═══ AUSGEWÄHLTER TEXTAUSZUG ═══

Andy Lang – Ballads out of the blue

Oder „Gelebte Gegenseitige Inspiration“ Diese CD ist zwar schon vor 3 Jahren entstanden, aber erst seit wenigen Tagen besetzt diejenige meinen CD-Spieler. Irgendwie passend begleitet und bereichert mich die Musik von Andy Lang in der Vorweihnachtszeit und der Drang nach der Hatz des Alltags wieder ein paar Takte der CD zu genießen, ist unwiderstehlich. Nur 3 der insgesamt 16 Songs stammen nicht aus der Feder des oberfränkischen Priesters und Musikers. Die Texte befassen sich mit dem Seelenleben; mit Freud und Leid. Natürlich wird auch dem „Lord“ gehuldigt, aber die Art und Weise dürfte auch „Religionsverweigerer oder -abstinenzler“ in ihren Bann ziehen. Die keltische Harfe umschmiegt das Gehör mit samtweichen Tönen. So geschieht es, dass man bereits nach wenigen Klängen sich gerne in diesem Klangkosmos verliert. Andy Lang spielt dazu noch die Akustikgitarren und ist auch für die männlichen Vocals verantwortlich. Viele befreundete Musiker haben mitgeholfen und so erweitern z.B. auch Violine, Cello, Low Whistle, Bass und sogar ein Didgeridoo das Klangspektrum. Für meditative Stimmung sorgen die Instrumental – Stücke und jene, bei denen eine zarte gehauchte weibliche Stimme für mystische Momente sorgt.
„Ballads out of the blue“ wartet bei jedem Durchlauf mit neu zu entdeckenden versteckten Spielereien auf, so dass Langeweile hier so schnell nicht einkehrt. Andy Lang versteht es, bei den Zuhörern imaginäre traumhafte Szenarien entstehen zu lassen. Mit denen möchte man Eins werden – ganz so wie es Andys Stimme mit der keltischen Harfe zelebriert.

Weitere Details zum Musiker gibt es auf der Homepage: www.andy-lang.de

Empfehlenswert sind auch die Konzerte des sympathischen „Jungvaters“, bei denen die Interaktion mit den Gästen ebenso dazugehört, wie ein gemütlicher Plausch danach.

═══

• WAS ERWARTET WIRD: Prüfe anhand der CD-Besprechung, ob die drei folgenden Aussagen zutreffen, und gib zu jeder Ja oder Nein sowie die entscheidenden Worte des Textes als wörtliches Zitat an. 1. Alle 16 Songs der CD stammen von Andy Lang. 2. Andy Lang spielt auf der CD die Akustikgitarren. 3. Die CD ist erst vor wenigen Tagen entstanden.

═══ VERFÜGBARE DATEN ═══

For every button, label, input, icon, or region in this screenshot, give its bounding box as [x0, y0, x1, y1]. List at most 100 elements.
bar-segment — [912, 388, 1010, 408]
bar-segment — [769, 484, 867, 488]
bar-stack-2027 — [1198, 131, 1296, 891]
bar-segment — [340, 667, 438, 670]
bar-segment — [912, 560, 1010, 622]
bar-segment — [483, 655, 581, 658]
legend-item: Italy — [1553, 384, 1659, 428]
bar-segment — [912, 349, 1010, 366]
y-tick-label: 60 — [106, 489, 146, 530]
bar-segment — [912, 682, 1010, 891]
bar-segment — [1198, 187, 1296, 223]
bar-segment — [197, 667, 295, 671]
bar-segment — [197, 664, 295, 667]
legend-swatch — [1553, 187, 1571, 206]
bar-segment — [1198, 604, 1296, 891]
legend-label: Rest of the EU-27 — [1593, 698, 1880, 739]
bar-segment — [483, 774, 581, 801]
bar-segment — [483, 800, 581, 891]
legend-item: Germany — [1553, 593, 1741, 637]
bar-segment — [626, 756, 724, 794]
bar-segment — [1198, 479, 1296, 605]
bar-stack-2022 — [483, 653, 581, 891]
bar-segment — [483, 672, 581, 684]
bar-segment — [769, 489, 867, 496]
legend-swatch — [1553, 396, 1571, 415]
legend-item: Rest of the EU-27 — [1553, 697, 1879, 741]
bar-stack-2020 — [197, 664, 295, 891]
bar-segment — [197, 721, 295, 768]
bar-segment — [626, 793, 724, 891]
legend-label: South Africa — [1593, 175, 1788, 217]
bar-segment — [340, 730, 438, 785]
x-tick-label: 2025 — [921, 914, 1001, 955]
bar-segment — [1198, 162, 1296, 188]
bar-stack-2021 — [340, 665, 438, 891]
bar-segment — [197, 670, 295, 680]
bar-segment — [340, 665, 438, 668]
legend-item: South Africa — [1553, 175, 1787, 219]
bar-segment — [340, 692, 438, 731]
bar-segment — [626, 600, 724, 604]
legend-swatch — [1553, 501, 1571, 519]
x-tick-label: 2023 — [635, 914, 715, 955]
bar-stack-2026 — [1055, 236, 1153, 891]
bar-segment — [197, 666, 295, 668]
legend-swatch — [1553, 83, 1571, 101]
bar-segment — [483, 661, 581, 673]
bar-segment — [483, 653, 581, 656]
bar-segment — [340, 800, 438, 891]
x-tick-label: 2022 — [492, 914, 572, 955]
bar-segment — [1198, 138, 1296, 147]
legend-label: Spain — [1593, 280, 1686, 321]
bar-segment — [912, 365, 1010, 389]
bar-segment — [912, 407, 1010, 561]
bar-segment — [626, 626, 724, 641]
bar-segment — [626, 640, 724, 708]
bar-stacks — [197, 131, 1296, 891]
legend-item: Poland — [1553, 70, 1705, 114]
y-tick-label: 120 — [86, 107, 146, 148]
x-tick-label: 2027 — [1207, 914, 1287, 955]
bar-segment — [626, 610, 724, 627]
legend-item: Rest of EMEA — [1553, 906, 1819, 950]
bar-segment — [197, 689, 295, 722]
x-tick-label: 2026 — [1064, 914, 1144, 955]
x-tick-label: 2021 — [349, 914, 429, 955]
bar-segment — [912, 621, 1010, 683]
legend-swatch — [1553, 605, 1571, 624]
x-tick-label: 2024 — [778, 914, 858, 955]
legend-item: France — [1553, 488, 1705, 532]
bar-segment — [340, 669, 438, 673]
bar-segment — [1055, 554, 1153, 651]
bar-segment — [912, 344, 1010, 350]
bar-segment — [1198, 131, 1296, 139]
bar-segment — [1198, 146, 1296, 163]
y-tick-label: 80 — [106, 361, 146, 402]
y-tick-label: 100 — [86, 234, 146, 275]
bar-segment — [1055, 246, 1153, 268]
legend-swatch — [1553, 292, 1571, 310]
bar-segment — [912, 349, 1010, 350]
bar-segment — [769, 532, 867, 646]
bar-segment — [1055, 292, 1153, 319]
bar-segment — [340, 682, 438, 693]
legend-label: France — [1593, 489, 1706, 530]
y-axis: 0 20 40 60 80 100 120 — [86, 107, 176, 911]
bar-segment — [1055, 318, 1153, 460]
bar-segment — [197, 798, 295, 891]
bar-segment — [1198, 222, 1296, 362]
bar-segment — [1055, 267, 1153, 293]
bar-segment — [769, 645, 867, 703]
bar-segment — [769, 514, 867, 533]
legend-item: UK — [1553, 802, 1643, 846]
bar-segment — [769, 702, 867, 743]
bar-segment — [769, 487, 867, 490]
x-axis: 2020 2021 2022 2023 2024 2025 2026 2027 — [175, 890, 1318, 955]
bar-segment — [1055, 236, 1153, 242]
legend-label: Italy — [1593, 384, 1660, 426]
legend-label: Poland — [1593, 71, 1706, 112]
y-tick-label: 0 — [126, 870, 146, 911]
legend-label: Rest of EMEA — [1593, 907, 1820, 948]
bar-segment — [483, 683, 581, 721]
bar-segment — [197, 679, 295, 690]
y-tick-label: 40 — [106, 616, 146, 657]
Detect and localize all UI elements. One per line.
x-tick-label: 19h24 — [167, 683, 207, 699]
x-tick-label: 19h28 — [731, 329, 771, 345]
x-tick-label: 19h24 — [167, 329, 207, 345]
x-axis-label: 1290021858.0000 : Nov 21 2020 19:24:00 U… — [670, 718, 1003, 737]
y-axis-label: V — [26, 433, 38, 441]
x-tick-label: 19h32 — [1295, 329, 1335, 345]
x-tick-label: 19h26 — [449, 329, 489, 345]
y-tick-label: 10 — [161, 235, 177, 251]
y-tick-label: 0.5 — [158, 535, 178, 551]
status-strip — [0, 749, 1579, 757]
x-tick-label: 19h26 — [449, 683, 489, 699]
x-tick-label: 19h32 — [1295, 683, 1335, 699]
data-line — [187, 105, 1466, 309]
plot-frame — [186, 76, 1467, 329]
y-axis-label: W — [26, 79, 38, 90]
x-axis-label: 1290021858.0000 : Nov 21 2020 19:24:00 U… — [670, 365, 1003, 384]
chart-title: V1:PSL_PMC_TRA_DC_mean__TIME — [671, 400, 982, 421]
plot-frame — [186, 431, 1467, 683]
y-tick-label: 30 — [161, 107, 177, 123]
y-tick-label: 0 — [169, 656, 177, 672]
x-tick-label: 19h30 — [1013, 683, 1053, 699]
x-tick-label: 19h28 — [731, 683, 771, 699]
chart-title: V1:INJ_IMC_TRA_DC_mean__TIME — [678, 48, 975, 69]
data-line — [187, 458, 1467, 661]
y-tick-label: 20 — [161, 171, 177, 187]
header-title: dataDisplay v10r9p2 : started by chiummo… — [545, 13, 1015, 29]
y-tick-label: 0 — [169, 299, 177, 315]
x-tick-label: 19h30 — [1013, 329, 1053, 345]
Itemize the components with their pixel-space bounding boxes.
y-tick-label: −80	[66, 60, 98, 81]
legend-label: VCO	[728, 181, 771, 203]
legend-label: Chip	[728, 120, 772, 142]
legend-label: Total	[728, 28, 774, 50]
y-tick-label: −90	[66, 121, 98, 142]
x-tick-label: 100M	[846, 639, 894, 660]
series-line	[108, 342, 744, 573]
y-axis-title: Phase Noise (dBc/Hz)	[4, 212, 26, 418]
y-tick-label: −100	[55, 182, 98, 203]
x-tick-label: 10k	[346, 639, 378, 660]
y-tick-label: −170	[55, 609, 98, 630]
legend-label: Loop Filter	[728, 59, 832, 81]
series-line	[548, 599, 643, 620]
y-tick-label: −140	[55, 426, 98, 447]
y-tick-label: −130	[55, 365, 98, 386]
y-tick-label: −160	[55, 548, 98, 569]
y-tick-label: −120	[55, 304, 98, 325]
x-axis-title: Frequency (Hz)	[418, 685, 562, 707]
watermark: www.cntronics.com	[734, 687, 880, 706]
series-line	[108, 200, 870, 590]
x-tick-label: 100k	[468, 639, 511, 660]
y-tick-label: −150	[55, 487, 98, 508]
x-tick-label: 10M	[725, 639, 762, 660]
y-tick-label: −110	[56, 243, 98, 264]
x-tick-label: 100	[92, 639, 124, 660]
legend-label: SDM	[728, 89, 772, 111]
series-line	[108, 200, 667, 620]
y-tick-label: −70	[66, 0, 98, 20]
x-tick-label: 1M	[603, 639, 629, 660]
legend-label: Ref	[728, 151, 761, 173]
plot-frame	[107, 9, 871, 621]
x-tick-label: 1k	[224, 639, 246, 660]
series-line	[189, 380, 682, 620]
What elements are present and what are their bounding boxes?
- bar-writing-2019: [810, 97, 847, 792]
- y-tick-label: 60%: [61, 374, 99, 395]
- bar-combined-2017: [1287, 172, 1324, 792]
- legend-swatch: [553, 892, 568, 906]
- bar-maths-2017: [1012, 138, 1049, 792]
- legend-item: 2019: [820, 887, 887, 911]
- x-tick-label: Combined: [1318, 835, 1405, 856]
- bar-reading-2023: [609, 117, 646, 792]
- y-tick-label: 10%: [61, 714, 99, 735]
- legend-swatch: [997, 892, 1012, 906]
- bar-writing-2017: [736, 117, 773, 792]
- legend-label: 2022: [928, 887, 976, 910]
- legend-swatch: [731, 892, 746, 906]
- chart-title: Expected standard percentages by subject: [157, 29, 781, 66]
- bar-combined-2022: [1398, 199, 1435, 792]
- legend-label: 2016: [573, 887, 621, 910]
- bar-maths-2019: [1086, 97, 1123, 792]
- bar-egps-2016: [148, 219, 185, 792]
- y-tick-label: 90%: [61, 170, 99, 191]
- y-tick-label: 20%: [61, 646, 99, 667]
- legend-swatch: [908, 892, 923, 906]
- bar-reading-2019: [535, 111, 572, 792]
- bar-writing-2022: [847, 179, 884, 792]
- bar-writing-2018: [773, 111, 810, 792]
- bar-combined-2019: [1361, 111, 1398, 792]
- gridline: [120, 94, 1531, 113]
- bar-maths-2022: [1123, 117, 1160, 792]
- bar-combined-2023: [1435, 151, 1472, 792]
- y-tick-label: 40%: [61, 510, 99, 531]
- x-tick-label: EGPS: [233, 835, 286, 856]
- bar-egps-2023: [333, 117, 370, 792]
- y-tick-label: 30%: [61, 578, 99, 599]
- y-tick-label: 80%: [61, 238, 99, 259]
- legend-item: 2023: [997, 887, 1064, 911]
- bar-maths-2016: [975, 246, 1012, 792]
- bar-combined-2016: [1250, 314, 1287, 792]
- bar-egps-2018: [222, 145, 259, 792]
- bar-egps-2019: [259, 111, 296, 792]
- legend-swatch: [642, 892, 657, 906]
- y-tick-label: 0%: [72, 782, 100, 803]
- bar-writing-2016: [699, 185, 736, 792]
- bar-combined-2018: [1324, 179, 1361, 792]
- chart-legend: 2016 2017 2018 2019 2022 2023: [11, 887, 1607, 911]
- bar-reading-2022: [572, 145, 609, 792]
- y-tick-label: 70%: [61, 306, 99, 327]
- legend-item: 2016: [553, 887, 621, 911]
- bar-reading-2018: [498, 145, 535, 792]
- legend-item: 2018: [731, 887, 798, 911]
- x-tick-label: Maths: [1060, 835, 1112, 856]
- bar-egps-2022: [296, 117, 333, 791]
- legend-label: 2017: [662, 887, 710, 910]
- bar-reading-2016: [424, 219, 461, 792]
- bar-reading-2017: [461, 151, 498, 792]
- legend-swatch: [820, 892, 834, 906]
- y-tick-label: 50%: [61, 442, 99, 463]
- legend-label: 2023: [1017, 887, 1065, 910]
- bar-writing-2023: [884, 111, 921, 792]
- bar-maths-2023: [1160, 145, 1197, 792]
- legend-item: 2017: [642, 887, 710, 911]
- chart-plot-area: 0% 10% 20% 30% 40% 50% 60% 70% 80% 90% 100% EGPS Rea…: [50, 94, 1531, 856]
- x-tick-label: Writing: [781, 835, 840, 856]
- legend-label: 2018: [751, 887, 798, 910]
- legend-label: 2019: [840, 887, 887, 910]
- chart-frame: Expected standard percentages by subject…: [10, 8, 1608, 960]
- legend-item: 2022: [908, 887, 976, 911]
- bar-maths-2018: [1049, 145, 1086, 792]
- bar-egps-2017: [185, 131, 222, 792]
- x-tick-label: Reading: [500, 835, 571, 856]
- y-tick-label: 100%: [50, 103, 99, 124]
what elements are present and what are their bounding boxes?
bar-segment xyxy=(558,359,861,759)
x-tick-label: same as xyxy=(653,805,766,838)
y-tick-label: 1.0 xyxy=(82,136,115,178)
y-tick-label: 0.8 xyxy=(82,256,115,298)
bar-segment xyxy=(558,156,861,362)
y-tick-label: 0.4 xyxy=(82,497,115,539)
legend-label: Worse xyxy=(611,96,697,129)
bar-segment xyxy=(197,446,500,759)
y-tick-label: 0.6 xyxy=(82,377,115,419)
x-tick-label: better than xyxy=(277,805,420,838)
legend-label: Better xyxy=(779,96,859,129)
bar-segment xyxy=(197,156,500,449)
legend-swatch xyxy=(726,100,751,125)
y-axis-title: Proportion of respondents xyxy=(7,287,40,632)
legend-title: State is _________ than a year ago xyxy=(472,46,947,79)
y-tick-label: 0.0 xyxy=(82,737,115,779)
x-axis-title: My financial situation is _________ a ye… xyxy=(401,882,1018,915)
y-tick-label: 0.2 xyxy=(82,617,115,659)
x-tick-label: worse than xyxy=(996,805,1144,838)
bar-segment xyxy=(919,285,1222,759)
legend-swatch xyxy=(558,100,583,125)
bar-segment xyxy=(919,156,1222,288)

═══

• SCHRIFTLICHE ANTWORT:
1. Nein – „Nur 3 der insgesamt 16 Songs stammen nicht aus der Feder des oberfränkischen Priesters und Musikers.“
2. Ja – „Andy Lang spielt dazu noch die Akustikgitarren“
3. Nein – „Diese CD ist zwar schon vor 3 Jahren entstanden“